Show each line that has the string "JSON" in it.

## BEGIN MATERIAL FOR THE TASK

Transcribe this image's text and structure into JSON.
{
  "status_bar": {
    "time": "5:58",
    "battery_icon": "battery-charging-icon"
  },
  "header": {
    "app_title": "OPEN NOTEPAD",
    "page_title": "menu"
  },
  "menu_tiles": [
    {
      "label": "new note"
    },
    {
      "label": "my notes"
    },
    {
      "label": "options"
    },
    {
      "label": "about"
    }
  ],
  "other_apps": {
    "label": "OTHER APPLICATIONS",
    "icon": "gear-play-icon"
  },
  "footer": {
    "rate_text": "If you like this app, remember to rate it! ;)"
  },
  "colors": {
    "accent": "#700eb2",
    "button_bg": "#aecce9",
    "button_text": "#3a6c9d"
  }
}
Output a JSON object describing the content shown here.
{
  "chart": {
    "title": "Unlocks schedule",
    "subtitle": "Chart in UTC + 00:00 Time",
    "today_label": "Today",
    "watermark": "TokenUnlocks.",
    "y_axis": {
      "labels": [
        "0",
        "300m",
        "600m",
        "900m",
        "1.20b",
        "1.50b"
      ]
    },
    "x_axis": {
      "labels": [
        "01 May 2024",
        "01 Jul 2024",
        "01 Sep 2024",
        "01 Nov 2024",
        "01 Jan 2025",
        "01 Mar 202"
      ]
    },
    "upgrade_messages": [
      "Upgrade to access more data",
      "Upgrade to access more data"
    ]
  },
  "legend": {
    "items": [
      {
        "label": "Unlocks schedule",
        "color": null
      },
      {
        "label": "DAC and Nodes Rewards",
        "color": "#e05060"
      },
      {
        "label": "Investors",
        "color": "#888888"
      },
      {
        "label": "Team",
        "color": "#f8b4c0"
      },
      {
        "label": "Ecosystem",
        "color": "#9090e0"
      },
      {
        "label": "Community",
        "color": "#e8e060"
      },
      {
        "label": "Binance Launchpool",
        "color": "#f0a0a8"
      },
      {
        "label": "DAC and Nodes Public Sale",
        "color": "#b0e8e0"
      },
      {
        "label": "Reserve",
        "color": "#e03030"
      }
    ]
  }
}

## END MATERIAL FOR THE TASK

SOLUTION FOR THIS TASK.
Transcribe this image's text and structure into JSON.
Output a JSON object describing the content shown here.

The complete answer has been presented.